__SOURCE DATA__:
--- begin ---

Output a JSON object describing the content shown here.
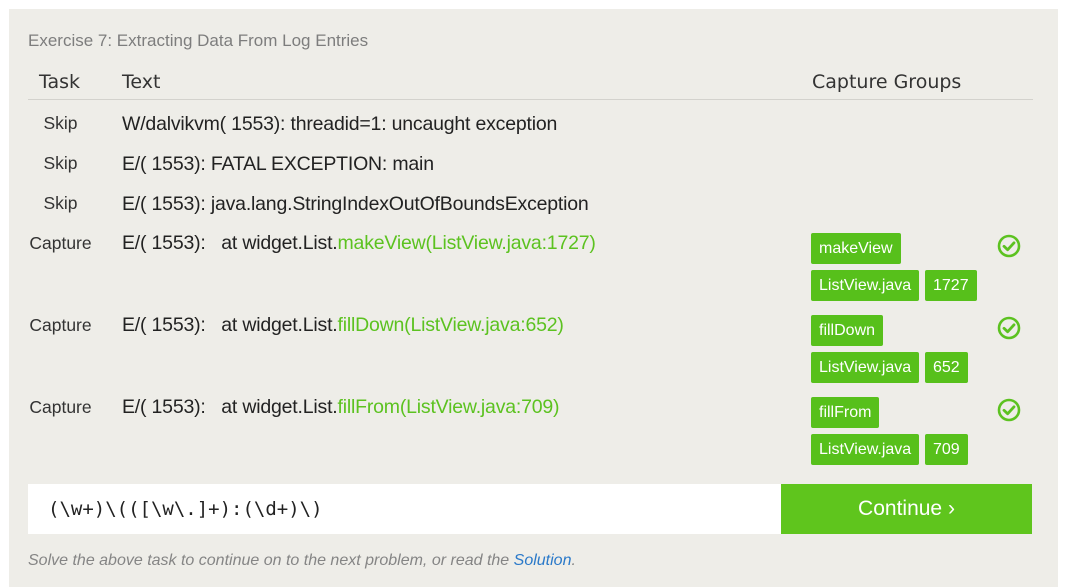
{
  "exercise_title": "Exercise 7: Extracting Data From Log Entries",
  "headers": {
    "task": "Task",
    "text": "Text",
    "groups": "Capture Groups"
  },
  "rows": [
    {
      "task": "Skip",
      "prefix": "W/dalvikvm( 1553): threadid=1: uncaught exception",
      "match": "",
      "suffix": "",
      "groups": []
    },
    {
      "task": "Skip",
      "prefix": "E/( 1553): FATAL EXCEPTION: main",
      "match": "",
      "suffix": "",
      "groups": []
    },
    {
      "task": "Skip",
      "prefix": "E/( 1553): java.lang.StringIndexOutOfBoundsException",
      "match": "",
      "suffix": "",
      "groups": []
    },
    {
      "task": "Capture",
      "prefix": "E/( 1553):   at widget.List.",
      "match": "makeView(ListView.java:1727)",
      "suffix": "",
      "groups": [
        "makeView",
        "ListView.java",
        "1727"
      ]
    },
    {
      "task": "Capture",
      "prefix": "E/( 1553):   at widget.List.",
      "match": "fillDown(ListView.java:652)",
      "suffix": "",
      "groups": [
        "fillDown",
        "ListView.java",
        "652"
      ]
    },
    {
      "task": "Capture",
      "prefix": "E/( 1553):   at widget.List.",
      "match": "fillFrom(ListView.java:709)",
      "suffix": "",
      "groups": [
        "fillFrom",
        "ListView.java",
        "709"
      ]
    }
  ],
  "regex_input": {
    "value": "(\\w+)\\(([\\w\\.]+):(\\d+)\\)"
  },
  "continue_label": "Continue ›",
  "footer": {
    "text": "Solve the above task to continue on to the next problem, or read the ",
    "link": "Solution",
    "end": "."
  },
  "colors": {
    "match": "#5cc220",
    "tag_bg": "#57c01b",
    "button_bg": "#5fc51d",
    "link": "#2a79c9"
  },
  "icons": {
    "row_status": "check-circle-icon"
  }
}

--- end ---

__STATED GOAL__: Filter the entries and copy out every line with the word "java".

__SOLUTION FOR THIS EXERCISE__:
      "prefix": "E/( 1553): java.lang.StringIndexOutOfBoundsException",
      "match": "makeView(ListView.java:1727)",
        "ListView.java",
      "match": "fillDown(ListView.java:652)",
        "ListView.java",
      "match": "fillFrom(ListView.java:709)",
        "ListView.java",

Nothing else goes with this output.